## DESCRIPTION OF THE TASK
Skip the pictures and repeat each line of the data exactly.

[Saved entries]
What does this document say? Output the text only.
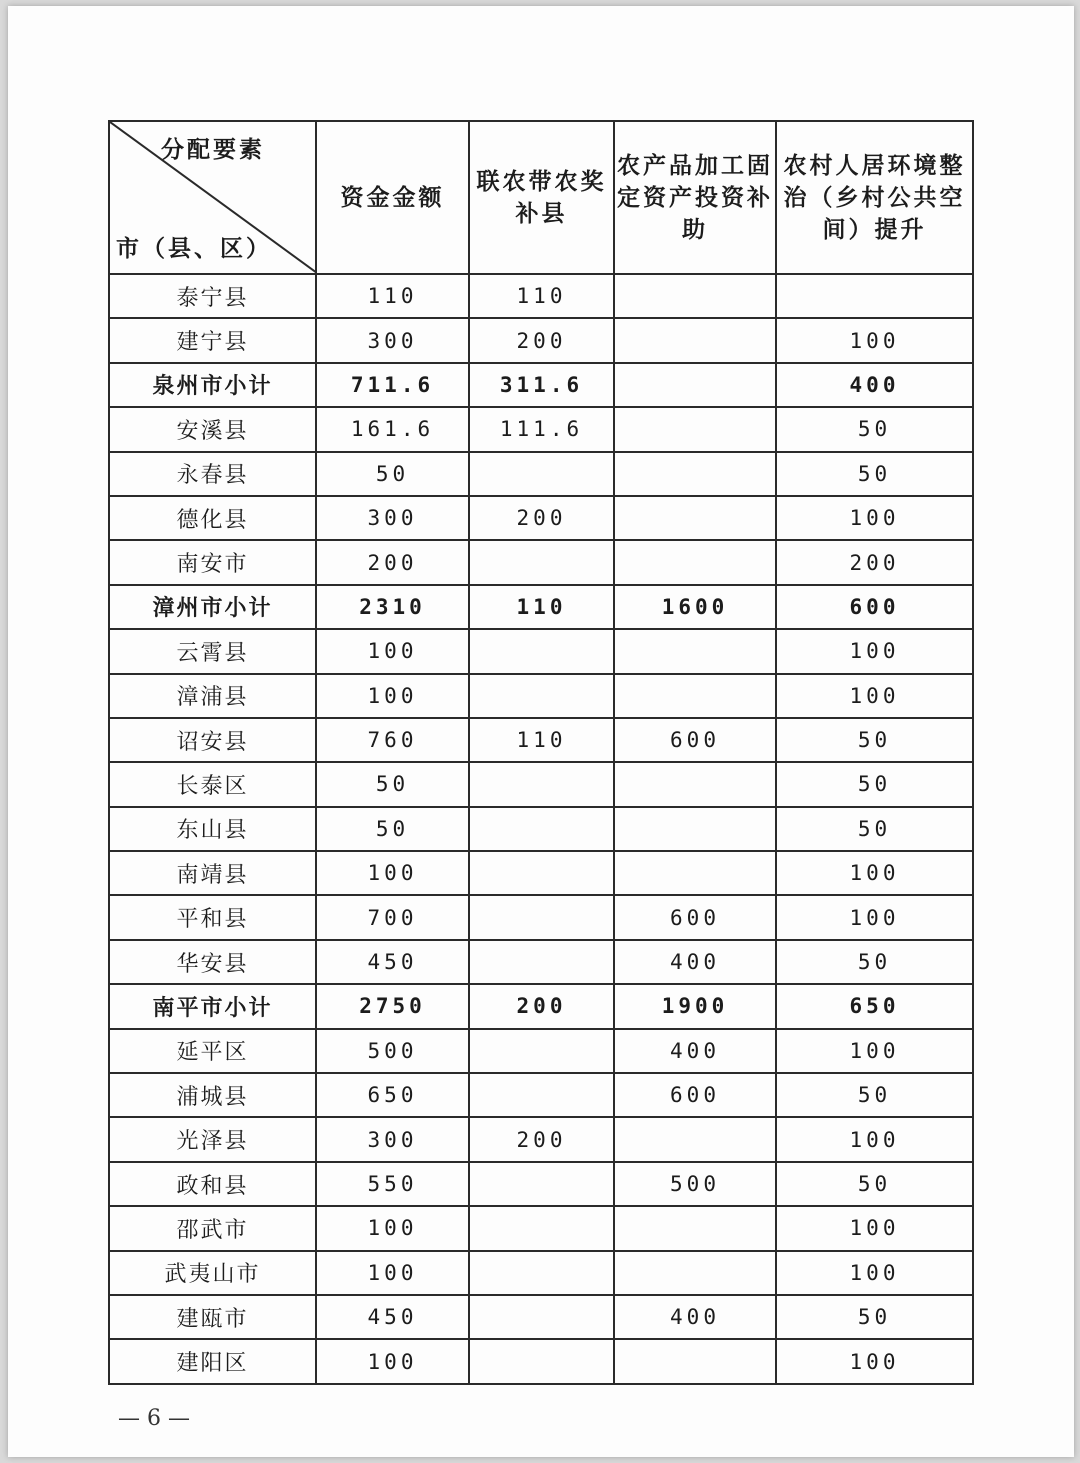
分配要素
市（县、区）	资金金额	联农带农奖补县	农产品加工固定资产投资补助	农村人居环境整治（乡村公共空间）提升
泰宁县	110	110		
建宁县	300	200		100
泉州市小计	711.6	311.6		400
安溪县	161.6	111.6		50
永春县	50			50
德化县	300	200		100
南安市	200			200
漳州市小计	2310	110	1600	600
云霄县	100			100
漳浦县	100			100
诏安县	760	110	600	50
长泰区	50			50
东山县	50			50
南靖县	100			100
平和县	700		600	100
华安县	450		400	50
南平市小计	2750	200	1900	650
延平区	500		400	100
浦城县	650		600	50
光泽县	300	200		100
政和县	550		500	50
邵武市	100			100
武夷山市	100			100
建瓯市	450		400	50
建阳区	100			100
— 6 —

## SOLVED PROBLEM
What does this document say? Output the text only.
分配要素
市（县、区）	资金金额	联农带农奖补县	农产品加工固定资产投资补助	农村人居环境整治（乡村公共空间）提升
泰宁县	110	110		
建宁县	300	200		100
泉州市小计	711.6	311.6		400
安溪县	161.6	111.6		50
永春县	50			50
德化县	300	200		100
南安市	200			200
漳州市小计	2310	110	1600	600
云霄县	100			100
漳浦县	100			100
诏安县	760	110	600	50
长泰区	50			50
东山县	50			50
南靖县	100			100
平和县	700		600	100
华安县	450		400	50
南平市小计	2750	200	1900	650
延平区	500		400	100
浦城县	650		600	50
光泽县	300	200		100
政和县	550		500	50
邵武市	100			100
武夷山市	100			100
建瓯市	450		400	50
建阳区	100			100
— 6 —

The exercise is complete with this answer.